━━ MATERIAL ━━

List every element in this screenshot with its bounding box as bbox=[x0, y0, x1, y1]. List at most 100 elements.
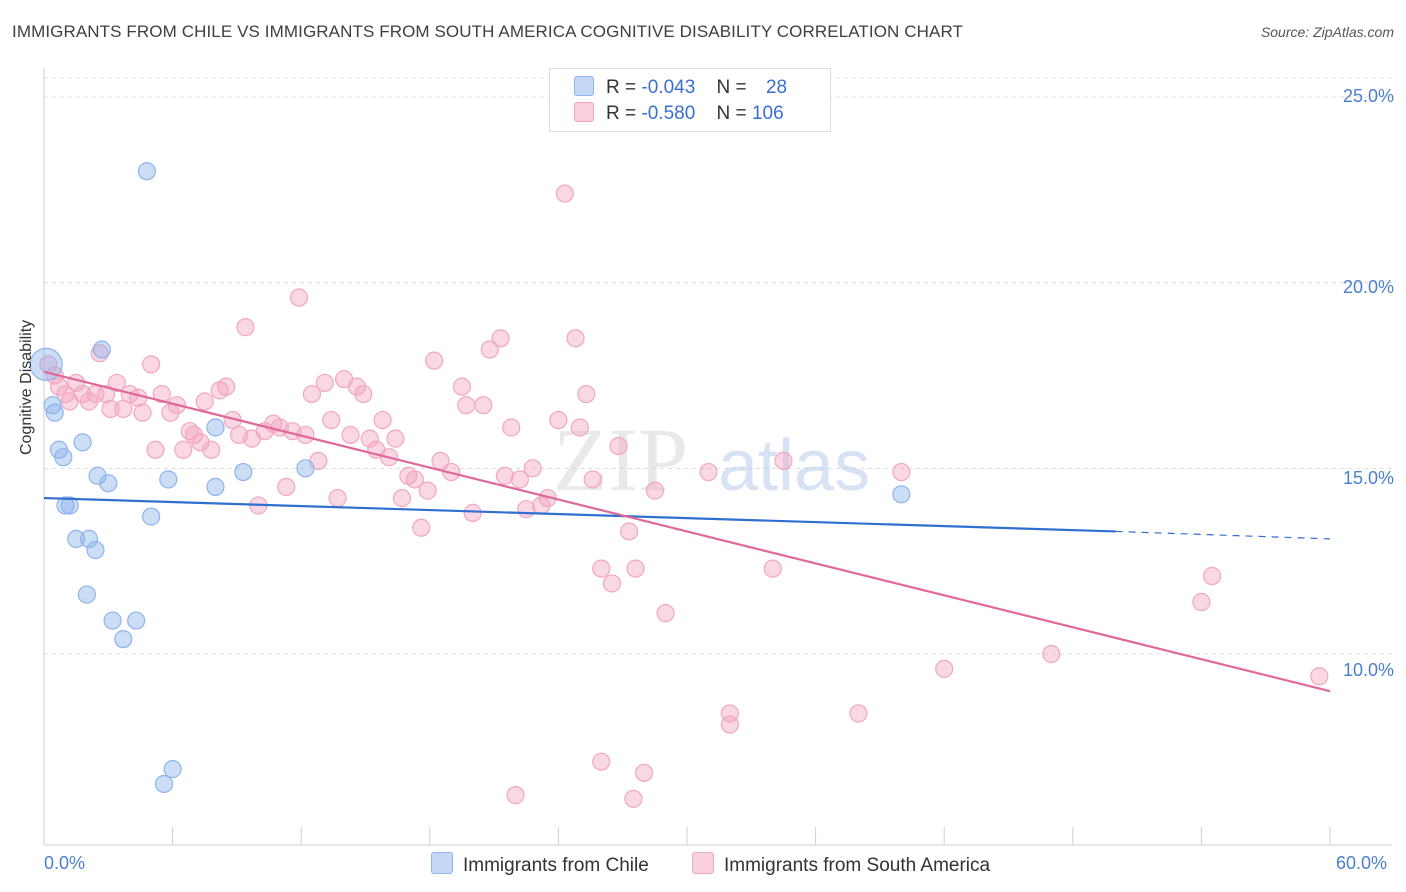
chile-trend-line bbox=[43, 496, 1116, 533]
south-america-point bbox=[315, 373, 334, 393]
south-america-point bbox=[412, 518, 431, 537]
chile-trend-extension bbox=[1115, 530, 1331, 540]
south-america-point bbox=[322, 410, 341, 430]
legend-r-value: -0.580 bbox=[641, 103, 696, 124]
correlation-legend: R = -0.043 N = 28 R = -0.580 N = 106 bbox=[549, 68, 831, 132]
watermark-zip: ZIP bbox=[553, 411, 688, 510]
legend-n-value: 106 bbox=[751, 103, 784, 124]
south-america-point bbox=[645, 481, 664, 500]
south-america-point bbox=[354, 384, 373, 404]
south-america-point bbox=[583, 470, 602, 489]
chile-point bbox=[159, 470, 178, 489]
chile-point bbox=[77, 585, 96, 604]
south-america-point bbox=[73, 384, 92, 404]
south-america-point bbox=[277, 477, 296, 496]
south-america-point bbox=[495, 466, 514, 485]
south-america-swatch-icon bbox=[574, 102, 594, 122]
bottom-legend-south-america: Immigrants from South America bbox=[692, 852, 990, 877]
south-america-point bbox=[184, 425, 204, 445]
south-america-point bbox=[174, 440, 193, 459]
chile-point bbox=[92, 340, 111, 359]
chile-point bbox=[73, 433, 92, 452]
south-america-point bbox=[602, 574, 622, 593]
south-america-point bbox=[592, 559, 611, 578]
chile-point bbox=[163, 760, 182, 779]
chile-point bbox=[60, 496, 79, 515]
chile-point bbox=[45, 403, 64, 422]
source-label: Source: ZipAtlas.com bbox=[1260, 24, 1394, 40]
south-america-point bbox=[302, 384, 322, 404]
south-america-point bbox=[517, 500, 536, 519]
series-chile bbox=[29, 162, 911, 794]
legend-r-label: R = bbox=[606, 103, 637, 124]
south-america-point bbox=[457, 396, 476, 415]
south-america-point bbox=[146, 440, 165, 459]
chile-point bbox=[154, 774, 174, 794]
south-america-point bbox=[202, 440, 221, 459]
south-america-trend-line bbox=[43, 370, 1331, 693]
chile-point bbox=[88, 466, 107, 485]
bottom-legend-chile-label: Immigrants from Chile bbox=[463, 855, 649, 876]
bottom-legend-chile: Immigrants from Chile bbox=[431, 852, 649, 877]
south-america-point bbox=[360, 429, 379, 448]
south-america-point bbox=[405, 470, 424, 489]
south-america-point bbox=[626, 559, 645, 578]
chile-point bbox=[206, 477, 225, 496]
south-america-point bbox=[1042, 644, 1061, 664]
chile-point bbox=[56, 496, 75, 515]
south-america-point bbox=[79, 392, 99, 411]
x-tick-label: 60.0% bbox=[1336, 853, 1388, 873]
chile-point bbox=[114, 630, 133, 649]
south-america-point bbox=[289, 288, 309, 307]
chile-point bbox=[206, 418, 225, 437]
south-america-point bbox=[418, 481, 437, 500]
south-america-point bbox=[502, 418, 521, 437]
chile-legend-icon bbox=[431, 852, 453, 874]
legend-n-label: N = bbox=[716, 103, 747, 124]
south-america-point bbox=[555, 184, 574, 203]
watermark: ZIP atlas bbox=[553, 411, 870, 510]
south-america-point bbox=[142, 355, 161, 374]
south-america-point bbox=[609, 436, 628, 456]
south-america-point bbox=[510, 470, 529, 489]
axes bbox=[43, 68, 1392, 846]
chart-title: IMMIGRANTS FROM CHILE VS IMMIGRANTS FROM… bbox=[12, 22, 964, 41]
chile-point bbox=[137, 162, 156, 181]
south-america-point bbox=[577, 384, 596, 404]
south-america-point bbox=[480, 340, 499, 359]
trend-lines bbox=[43, 370, 1331, 693]
chile-point bbox=[86, 540, 105, 560]
south-america-point bbox=[97, 384, 116, 404]
south-america-point bbox=[549, 410, 568, 430]
legend-row-south-america: R = -0.580 N = 106 bbox=[574, 102, 784, 126]
south-america-point bbox=[892, 462, 911, 482]
y-tick-label: 20.0% bbox=[1342, 277, 1394, 297]
south-america-point bbox=[720, 704, 739, 723]
south-america-point bbox=[763, 559, 782, 578]
south-america-point bbox=[373, 410, 392, 430]
south-america-point bbox=[101, 399, 120, 419]
y-tick-label: 25.0% bbox=[1342, 86, 1394, 106]
south-america-legend-icon bbox=[692, 852, 714, 874]
south-america-point bbox=[656, 604, 675, 623]
chile-point bbox=[127, 611, 146, 630]
south-america-point bbox=[635, 763, 654, 782]
south-america-point bbox=[506, 786, 525, 805]
south-america-point bbox=[935, 659, 954, 678]
south-america-point bbox=[424, 351, 444, 370]
grid-lines bbox=[44, 77, 1392, 655]
chile-point bbox=[67, 529, 86, 548]
south-america-point bbox=[570, 418, 589, 437]
south-america-point bbox=[328, 488, 347, 508]
south-america-point bbox=[491, 329, 510, 348]
south-america-point bbox=[624, 789, 643, 808]
south-america-point bbox=[463, 503, 482, 522]
south-america-point bbox=[699, 462, 718, 482]
watermark-atlas: atlas bbox=[718, 426, 870, 506]
bottom-legend-south-america-label: Immigrants from South America bbox=[724, 855, 991, 876]
south-america-point bbox=[107, 373, 126, 393]
y-tick-label: 10.0% bbox=[1342, 660, 1394, 680]
south-america-point bbox=[347, 377, 367, 396]
chile-point bbox=[43, 396, 62, 415]
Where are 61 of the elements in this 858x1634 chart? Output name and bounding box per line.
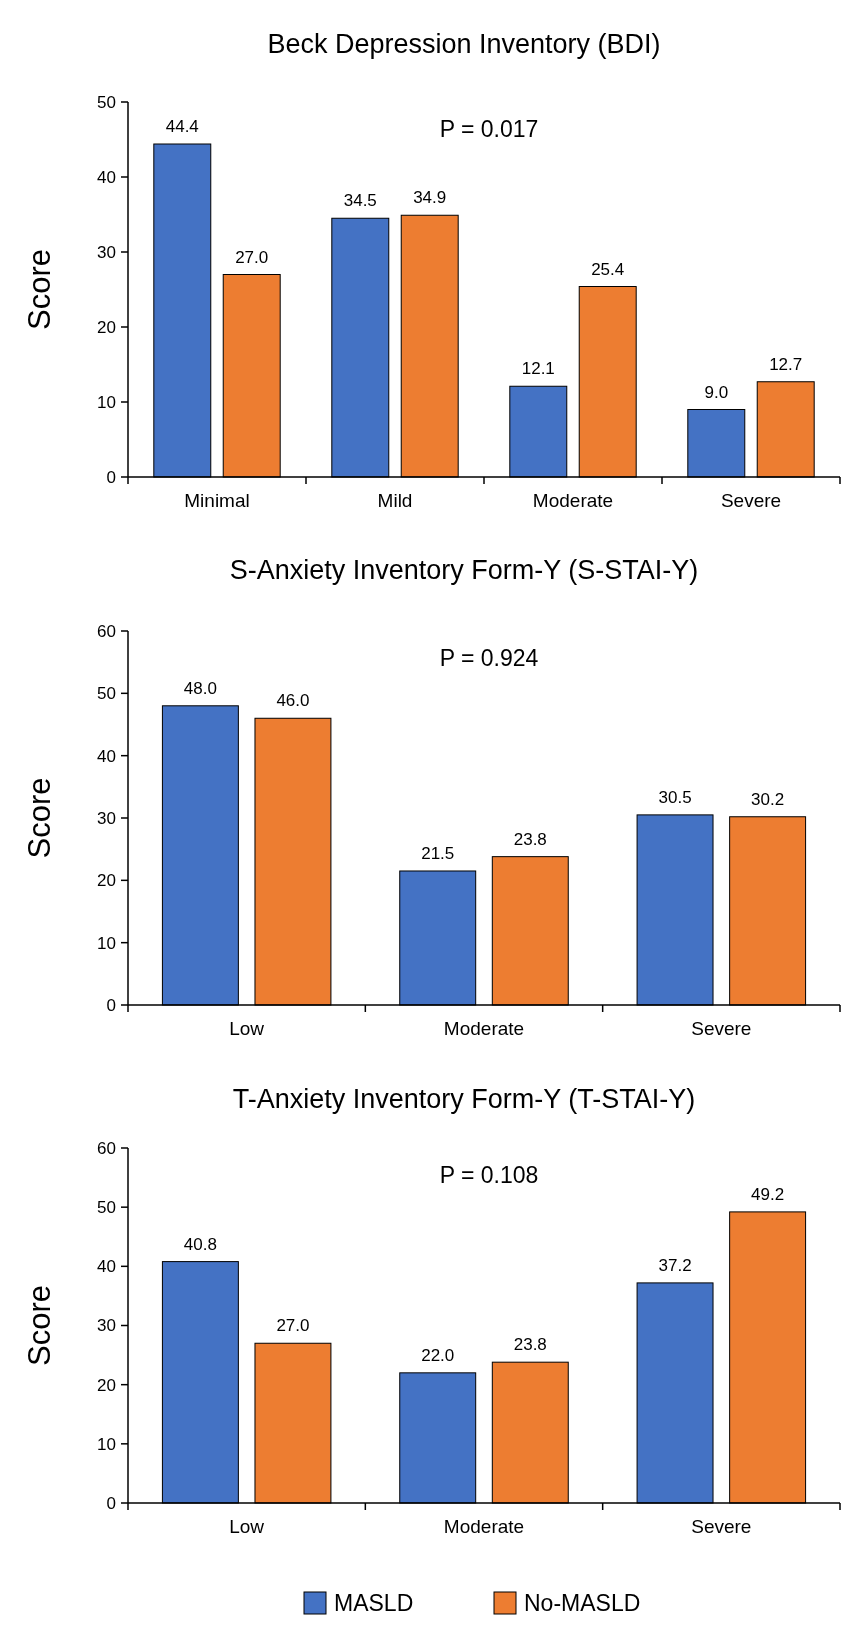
annotation: P = 0.924 [439, 645, 539, 671]
data-label: 44.4 [165, 117, 199, 136]
data-label: 27.0 [235, 247, 269, 267]
y-tick-label: 20 [97, 317, 116, 337]
data-label: 23.8 [513, 829, 547, 849]
chart-title: Beck Depression Inventory (BDI) [267, 29, 661, 59]
legend-label: MASLD [334, 1590, 414, 1617]
x-tick-label: Low [229, 1516, 265, 1537]
data-label: 22.0 [421, 1345, 455, 1365]
y-tick-label: 20 [97, 871, 116, 891]
y-tick-label: 50 [97, 92, 116, 112]
y-axis-title: Score [22, 1285, 57, 1366]
y-tick-label: 0 [106, 467, 116, 487]
y-axis-title: Score [22, 777, 57, 859]
y-tick-label: 40 [97, 167, 116, 187]
x-tick-label: Moderate [443, 1018, 525, 1039]
x-tick-label: Mild [377, 490, 413, 511]
y-tick-label: 50 [97, 1198, 116, 1218]
y-tick-label: 60 [97, 621, 116, 641]
data-label: 30.2 [751, 789, 785, 809]
x-tick-label: Severe [691, 1018, 752, 1039]
data-label: 49.2 [751, 1184, 785, 1204]
data-label: 9.0 [704, 382, 729, 402]
data-label: 12.1 [521, 359, 555, 379]
y-tick-label: 20 [97, 1375, 116, 1395]
data-label: 23.8 [513, 1335, 547, 1355]
data-label: 30.5 [658, 787, 692, 807]
x-tick-label: Severe [720, 490, 782, 511]
data-label: 40.8 [183, 1234, 217, 1254]
x-tick-label: Moderate [443, 1516, 525, 1537]
data-label: 12.7 [769, 354, 803, 374]
data-label: 21.5 [421, 843, 455, 863]
y-tick-label: 30 [97, 1316, 116, 1336]
data-label: 34.9 [413, 188, 447, 208]
x-tick-label: Severe [691, 1516, 752, 1537]
y-tick-label: 0 [106, 995, 116, 1015]
y-tick-label: 10 [97, 1434, 116, 1454]
x-tick-label: Moderate [532, 490, 614, 511]
data-label: 37.2 [658, 1255, 692, 1275]
data-label: 48.0 [183, 678, 217, 698]
y-tick-label: 50 [97, 684, 116, 704]
annotation: P = 0.108 [439, 1162, 539, 1188]
y-tick-label: 60 [97, 1138, 116, 1158]
data-label: 25.4 [591, 259, 625, 279]
chart-title: T-Anxiety Inventory Form-Y (T-STAI-Y) [232, 1084, 696, 1114]
data-label: 34.5 [343, 191, 377, 211]
y-tick-label: 30 [97, 808, 116, 828]
y-tick-label: 10 [97, 933, 116, 953]
y-axis-title: Score [22, 249, 57, 330]
data-label: 27.0 [276, 1316, 310, 1336]
y-tick-label: 40 [97, 746, 116, 766]
y-tick-label: 40 [97, 1257, 116, 1277]
annotation: P = 0.017 [439, 116, 539, 142]
chart-title: S-Anxiety Inventory Form-Y (S-STAI-Y) [229, 555, 699, 585]
data-label: 46.0 [276, 691, 310, 711]
x-tick-label: Minimal [184, 490, 250, 511]
x-tick-label: Low [229, 1018, 265, 1039]
y-tick-label: 0 [106, 1493, 116, 1513]
y-tick-label: 30 [97, 242, 116, 262]
y-tick-label: 10 [97, 392, 116, 412]
legend-label: No-MASLD [524, 1590, 641, 1617]
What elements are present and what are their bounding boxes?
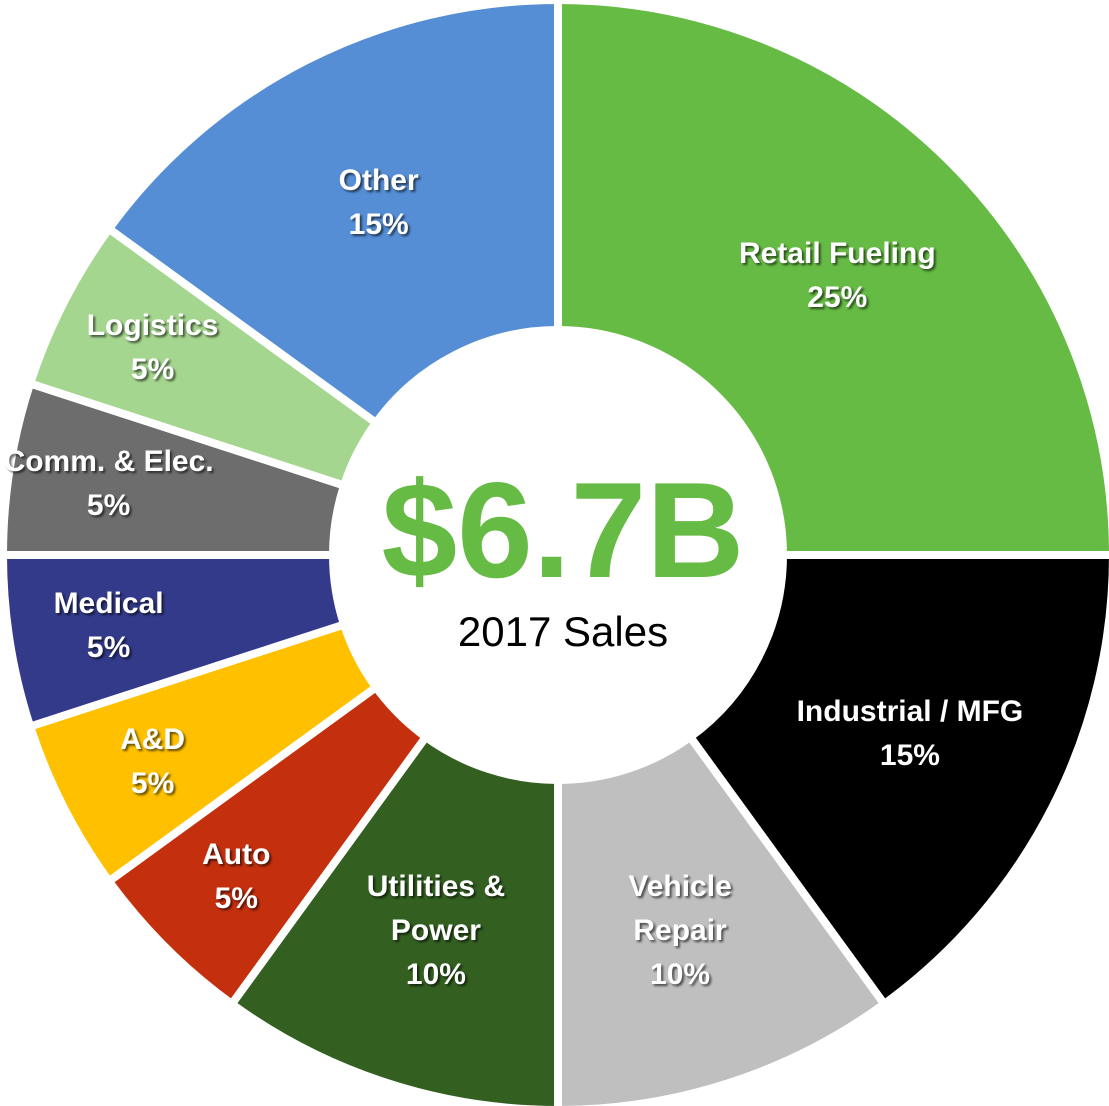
segment-label: Utilities & Power 10%: [336, 865, 536, 997]
donut-segment: [103, 0, 562, 429]
category-label: Auto: [202, 837, 271, 871]
value-label: 5%: [130, 353, 175, 387]
category-label: Medical: [53, 587, 164, 621]
donut-segment: [554, 731, 890, 1106]
category-label: Utilities & Power: [366, 869, 506, 947]
segment-label: Medical 5%: [29, 582, 189, 670]
segment-label: Retail Fueling 25%: [677, 232, 997, 320]
value-label: 5%: [214, 881, 258, 915]
value-label: 10%: [650, 957, 711, 991]
category-label: Industrial / MFG: [796, 695, 1024, 729]
segment-label: Comm. & Elec. 5%: [0, 440, 269, 528]
value-label: 15%: [348, 208, 409, 242]
category-label: Vehicle Repair: [628, 869, 732, 947]
category-label: Logistics: [86, 309, 219, 343]
value-label: 5%: [130, 766, 175, 800]
donut-segment: [684, 551, 1109, 1010]
segment-label: Auto 5%: [156, 833, 316, 921]
value-label: 5%: [86, 631, 131, 665]
value-label: 25%: [807, 280, 868, 314]
value-label: 15%: [879, 739, 940, 773]
center-sublabel: 2017 Sales: [457, 608, 669, 655]
donut-segment: [226, 731, 562, 1106]
category-label: Comm. & Elec.: [3, 444, 214, 478]
donut-segment: [554, 0, 1109, 559]
segment-label: Other 15%: [279, 159, 479, 247]
category-label: A&D: [120, 722, 186, 756]
segment-label: A&D 5%: [73, 718, 233, 806]
value-label: 10%: [405, 957, 466, 991]
segment-label: Logistics 5%: [53, 304, 253, 392]
center-label: $6.7B: [381, 454, 745, 606]
segment-label: Vehicle Repair 10%: [600, 865, 760, 997]
category-label: Retail Fueling: [738, 236, 936, 270]
value-label: 5%: [86, 488, 131, 522]
category-label: Other: [338, 164, 419, 198]
segment-label: Industrial / MFG 15%: [750, 690, 1070, 778]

━━━

→ **SHORT TASK**:
Copy the lines of the items above word for word, covering the stretch from the line containing "annotation: P = 0.924 [439, 645, 539, 671]" through the line containing "y-tick-label: 50 [97, 92, 116, 112]".

→ **SOLUTION FOR THIS TASK**:
annotation: P = 0.924 [439, 645, 539, 671]
data-label: 44.4 [165, 117, 199, 136]
data-label: 27.0 [235, 247, 269, 267]
y-tick-label: 20 [97, 317, 116, 337]
data-label: 23.8 [513, 829, 547, 849]
chart-title: Beck Depression Inventory (BDI) [267, 29, 661, 59]
legend-label: MASLD [334, 1590, 414, 1617]
x-tick-label: Low [229, 1516, 265, 1537]
data-label: 22.0 [421, 1345, 455, 1365]
y-tick-label: 20 [97, 871, 116, 891]
y-tick-label: 50 [97, 92, 116, 112]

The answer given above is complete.